(Stored data entries)
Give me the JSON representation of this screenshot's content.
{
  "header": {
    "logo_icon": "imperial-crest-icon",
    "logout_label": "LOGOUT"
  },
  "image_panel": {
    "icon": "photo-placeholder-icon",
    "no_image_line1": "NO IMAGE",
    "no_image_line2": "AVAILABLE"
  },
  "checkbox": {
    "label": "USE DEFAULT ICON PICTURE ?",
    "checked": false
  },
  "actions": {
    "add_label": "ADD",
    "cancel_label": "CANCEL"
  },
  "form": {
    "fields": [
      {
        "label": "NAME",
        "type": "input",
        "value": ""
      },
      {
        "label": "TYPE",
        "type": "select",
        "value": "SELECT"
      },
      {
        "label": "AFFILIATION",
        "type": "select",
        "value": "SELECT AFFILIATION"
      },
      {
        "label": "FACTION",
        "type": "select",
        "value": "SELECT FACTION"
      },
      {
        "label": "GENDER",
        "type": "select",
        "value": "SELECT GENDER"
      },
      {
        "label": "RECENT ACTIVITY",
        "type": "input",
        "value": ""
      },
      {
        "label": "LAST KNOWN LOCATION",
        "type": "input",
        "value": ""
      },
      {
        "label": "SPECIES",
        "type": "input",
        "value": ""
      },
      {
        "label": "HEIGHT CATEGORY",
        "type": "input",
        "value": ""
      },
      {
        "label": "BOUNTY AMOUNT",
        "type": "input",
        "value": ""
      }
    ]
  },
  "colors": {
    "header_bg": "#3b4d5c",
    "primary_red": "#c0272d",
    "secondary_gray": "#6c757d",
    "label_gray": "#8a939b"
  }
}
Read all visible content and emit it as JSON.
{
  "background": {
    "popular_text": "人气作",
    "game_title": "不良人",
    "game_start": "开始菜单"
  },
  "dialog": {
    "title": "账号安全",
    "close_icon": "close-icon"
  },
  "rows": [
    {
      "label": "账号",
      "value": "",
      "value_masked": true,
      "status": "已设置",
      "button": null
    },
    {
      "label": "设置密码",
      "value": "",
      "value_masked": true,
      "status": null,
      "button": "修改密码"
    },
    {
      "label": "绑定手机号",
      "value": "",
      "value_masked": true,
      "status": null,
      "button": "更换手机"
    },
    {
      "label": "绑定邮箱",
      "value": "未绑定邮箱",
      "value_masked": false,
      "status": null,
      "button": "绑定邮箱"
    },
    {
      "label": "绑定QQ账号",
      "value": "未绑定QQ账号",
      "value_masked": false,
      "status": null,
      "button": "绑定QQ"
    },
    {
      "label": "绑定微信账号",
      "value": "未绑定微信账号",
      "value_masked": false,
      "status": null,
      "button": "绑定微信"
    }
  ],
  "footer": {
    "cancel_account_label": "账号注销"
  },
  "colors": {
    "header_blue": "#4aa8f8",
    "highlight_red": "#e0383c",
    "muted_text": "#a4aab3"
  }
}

— Exercise directions —
The records above must be repeated exactly, every one of them.

— Exercise output —
Give me the JSON representation of this screenshot's content.
{
  "header": {
    "logo_icon": "imperial-crest-icon",
    "logout_label": "LOGOUT"
  },
  "image_panel": {
    "icon": "photo-placeholder-icon",
    "no_image_line1": "NO IMAGE",
    "no_image_line2": "AVAILABLE"
  },
  "checkbox": {
    "label": "USE DEFAULT ICON PICTURE ?",
    "checked": false
  },
  "actions": {
    "add_label": "ADD",
    "cancel_label": "CANCEL"
  },
  "form": {
    "fields": [
      {
        "label": "NAME",
        "type": "input",
        "value": ""
      },
      {
        "label": "TYPE",
        "type": "select",
        "value": "SELECT"
      },
      {
        "label": "AFFILIATION",
        "type": "select",
        "value": "SELECT AFFILIATION"
      },
      {
        "label": "FACTION",
        "type": "select",
        "value": "SELECT FACTION"
      },
      {
        "label": "GENDER",
        "type": "select",
        "value": "SELECT GENDER"
      },
      {
        "label": "RECENT ACTIVITY",
        "type": "input",
        "value": ""
      },
      {
        "label": "LAST KNOWN LOCATION",
        "type": "input",
        "value": ""
      },
      {
        "label": "SPECIES",
        "type": "input",
        "value": ""
      },
      {
        "label": "HEIGHT CATEGORY",
        "type": "input",
        "value": ""
      },
      {
        "label": "BOUNTY AMOUNT",
        "type": "input",
        "value": ""
      }
    ]
  },
  "colors": {
    "header_bg": "#3b4d5c",
    "primary_red": "#c0272d",
    "secondary_gray": "#6c757d",
    "label_gray": "#8a939b"
  }
}
Read all visible content and emit it as JSON.
{
  "background": {
    "popular_text": "人气作",
    "game_title": "不良人",
    "game_start": "开始菜单"
  },
  "dialog": {
    "title": "账号安全",
    "close_icon": "close-icon"
  },
  "rows": [
    {
      "label": "账号",
      "value": "",
      "value_masked": true,
      "status": "已设置",
      "button": null
    },
    {
      "label": "设置密码",
      "value": "",
      "value_masked": true,
      "status": null,
      "button": "修改密码"
    },
    {
      "label": "绑定手机号",
      "value": "",
      "value_masked": true,
      "status": null,
      "button": "更换手机"
    },
    {
      "label": "绑定邮箱",
      "value": "未绑定邮箱",
      "value_masked": false,
      "status": null,
      "button": "绑定邮箱"
    },
    {
      "label": "绑定QQ账号",
      "value": "未绑定QQ账号",
      "value_masked": false,
      "status": null,
      "button": "绑定QQ"
    },
    {
      "label": "绑定微信账号",
      "value": "未绑定微信账号",
      "value_masked": false,
      "status": null,
      "button": "绑定微信"
    }
  ],
  "footer": {
    "cancel_account_label": "账号注销"
  },
  "colors": {
    "header_blue": "#4aa8f8",
    "highlight_red": "#e0383c",
    "muted_text": "#a4aab3"
  }
}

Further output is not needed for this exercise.